* **WHAT IS EXPECTED**: Indicate only the number of lines in the listing below in which the word "скоростта" appears.
---- DATASET RECORDS
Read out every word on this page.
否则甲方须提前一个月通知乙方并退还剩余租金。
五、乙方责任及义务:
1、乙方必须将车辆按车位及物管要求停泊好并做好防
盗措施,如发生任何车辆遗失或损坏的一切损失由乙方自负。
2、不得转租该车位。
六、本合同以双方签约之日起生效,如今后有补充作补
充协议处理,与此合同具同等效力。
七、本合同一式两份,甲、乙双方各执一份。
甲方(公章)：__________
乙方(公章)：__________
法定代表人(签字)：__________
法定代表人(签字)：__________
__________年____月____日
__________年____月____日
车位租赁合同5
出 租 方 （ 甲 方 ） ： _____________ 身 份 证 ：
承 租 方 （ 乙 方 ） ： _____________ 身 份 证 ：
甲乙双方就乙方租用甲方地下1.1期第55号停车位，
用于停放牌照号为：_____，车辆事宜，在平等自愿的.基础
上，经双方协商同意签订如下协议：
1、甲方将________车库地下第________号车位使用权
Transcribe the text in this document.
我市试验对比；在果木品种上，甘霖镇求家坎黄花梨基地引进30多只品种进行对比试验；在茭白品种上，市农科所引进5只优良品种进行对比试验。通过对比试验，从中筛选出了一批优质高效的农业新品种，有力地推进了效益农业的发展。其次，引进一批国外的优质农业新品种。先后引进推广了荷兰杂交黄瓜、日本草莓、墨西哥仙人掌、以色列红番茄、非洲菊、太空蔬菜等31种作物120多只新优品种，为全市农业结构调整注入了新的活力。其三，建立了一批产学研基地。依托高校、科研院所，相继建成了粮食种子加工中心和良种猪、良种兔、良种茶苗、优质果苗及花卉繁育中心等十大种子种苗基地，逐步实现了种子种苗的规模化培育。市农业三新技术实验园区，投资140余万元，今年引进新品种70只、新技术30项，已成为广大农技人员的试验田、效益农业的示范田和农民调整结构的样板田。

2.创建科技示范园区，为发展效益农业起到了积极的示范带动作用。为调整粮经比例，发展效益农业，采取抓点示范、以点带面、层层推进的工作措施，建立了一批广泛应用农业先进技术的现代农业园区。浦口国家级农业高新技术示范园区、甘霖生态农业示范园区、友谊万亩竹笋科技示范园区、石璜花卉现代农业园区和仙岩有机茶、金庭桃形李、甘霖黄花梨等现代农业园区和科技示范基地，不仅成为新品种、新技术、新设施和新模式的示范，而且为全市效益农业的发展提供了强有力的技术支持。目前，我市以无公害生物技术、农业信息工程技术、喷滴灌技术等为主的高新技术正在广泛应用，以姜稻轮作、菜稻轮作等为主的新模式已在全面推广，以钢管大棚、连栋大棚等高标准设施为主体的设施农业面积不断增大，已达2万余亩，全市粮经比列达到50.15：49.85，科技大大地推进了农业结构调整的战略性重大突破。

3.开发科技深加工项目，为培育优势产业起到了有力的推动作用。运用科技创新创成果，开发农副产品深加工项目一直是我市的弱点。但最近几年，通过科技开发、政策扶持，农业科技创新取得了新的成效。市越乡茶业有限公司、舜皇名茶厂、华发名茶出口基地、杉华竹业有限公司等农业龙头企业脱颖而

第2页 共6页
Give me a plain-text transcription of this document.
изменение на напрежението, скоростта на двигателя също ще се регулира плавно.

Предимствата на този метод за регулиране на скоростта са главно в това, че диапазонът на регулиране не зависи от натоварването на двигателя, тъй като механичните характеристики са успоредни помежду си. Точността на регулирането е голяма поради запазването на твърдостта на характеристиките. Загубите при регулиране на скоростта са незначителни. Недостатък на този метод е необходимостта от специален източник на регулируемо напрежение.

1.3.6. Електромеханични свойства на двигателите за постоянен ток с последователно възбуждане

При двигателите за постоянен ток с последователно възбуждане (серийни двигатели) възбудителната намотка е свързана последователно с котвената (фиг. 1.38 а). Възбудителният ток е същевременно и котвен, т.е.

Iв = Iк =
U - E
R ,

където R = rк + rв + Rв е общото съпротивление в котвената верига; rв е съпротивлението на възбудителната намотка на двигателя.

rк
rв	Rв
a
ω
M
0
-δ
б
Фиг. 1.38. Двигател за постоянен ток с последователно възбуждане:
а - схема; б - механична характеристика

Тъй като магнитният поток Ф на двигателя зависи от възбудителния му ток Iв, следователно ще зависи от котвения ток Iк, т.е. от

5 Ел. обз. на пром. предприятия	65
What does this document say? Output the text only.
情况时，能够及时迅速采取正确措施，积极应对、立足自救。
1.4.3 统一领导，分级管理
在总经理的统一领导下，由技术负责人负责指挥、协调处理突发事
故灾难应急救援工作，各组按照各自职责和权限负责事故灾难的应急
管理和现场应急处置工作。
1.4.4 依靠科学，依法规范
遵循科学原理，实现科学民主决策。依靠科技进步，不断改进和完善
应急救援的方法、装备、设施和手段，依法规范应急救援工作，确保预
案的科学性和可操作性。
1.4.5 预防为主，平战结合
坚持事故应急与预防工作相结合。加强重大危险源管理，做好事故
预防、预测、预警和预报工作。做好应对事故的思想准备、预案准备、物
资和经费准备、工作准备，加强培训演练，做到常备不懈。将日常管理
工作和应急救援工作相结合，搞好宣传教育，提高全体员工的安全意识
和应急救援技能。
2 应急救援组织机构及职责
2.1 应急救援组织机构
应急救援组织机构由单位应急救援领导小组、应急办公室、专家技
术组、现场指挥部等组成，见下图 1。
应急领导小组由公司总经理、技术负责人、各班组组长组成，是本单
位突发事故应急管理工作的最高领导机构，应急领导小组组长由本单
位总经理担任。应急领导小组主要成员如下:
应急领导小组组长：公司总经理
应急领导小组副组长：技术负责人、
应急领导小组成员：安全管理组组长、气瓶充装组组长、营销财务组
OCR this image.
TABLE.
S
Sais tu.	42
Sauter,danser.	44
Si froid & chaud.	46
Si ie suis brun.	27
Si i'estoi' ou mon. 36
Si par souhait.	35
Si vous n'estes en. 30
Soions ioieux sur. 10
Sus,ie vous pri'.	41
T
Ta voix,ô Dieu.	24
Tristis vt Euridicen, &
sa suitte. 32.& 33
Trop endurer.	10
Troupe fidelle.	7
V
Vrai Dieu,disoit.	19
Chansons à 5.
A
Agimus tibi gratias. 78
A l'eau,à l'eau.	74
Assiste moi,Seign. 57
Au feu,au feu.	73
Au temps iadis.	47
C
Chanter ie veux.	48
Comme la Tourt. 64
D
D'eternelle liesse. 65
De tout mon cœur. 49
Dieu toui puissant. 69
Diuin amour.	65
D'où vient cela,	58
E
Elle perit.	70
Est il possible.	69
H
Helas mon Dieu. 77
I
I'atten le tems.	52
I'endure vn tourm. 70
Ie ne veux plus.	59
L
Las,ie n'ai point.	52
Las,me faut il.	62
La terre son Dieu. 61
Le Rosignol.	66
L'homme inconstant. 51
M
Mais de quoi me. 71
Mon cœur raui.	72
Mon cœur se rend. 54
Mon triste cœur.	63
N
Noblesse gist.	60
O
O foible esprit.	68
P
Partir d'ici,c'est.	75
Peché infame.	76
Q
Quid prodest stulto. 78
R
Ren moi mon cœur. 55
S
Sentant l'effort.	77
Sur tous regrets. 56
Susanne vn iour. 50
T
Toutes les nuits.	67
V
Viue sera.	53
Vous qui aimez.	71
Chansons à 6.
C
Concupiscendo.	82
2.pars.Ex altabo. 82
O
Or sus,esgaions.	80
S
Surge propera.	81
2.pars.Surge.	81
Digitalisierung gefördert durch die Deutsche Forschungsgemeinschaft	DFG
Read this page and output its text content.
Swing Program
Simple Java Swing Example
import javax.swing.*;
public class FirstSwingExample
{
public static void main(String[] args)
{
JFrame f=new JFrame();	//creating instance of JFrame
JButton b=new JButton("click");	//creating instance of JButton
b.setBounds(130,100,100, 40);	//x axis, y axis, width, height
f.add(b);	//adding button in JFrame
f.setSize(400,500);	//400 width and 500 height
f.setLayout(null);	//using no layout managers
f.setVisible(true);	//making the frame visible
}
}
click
--------
* **THE SOLUTION**: 2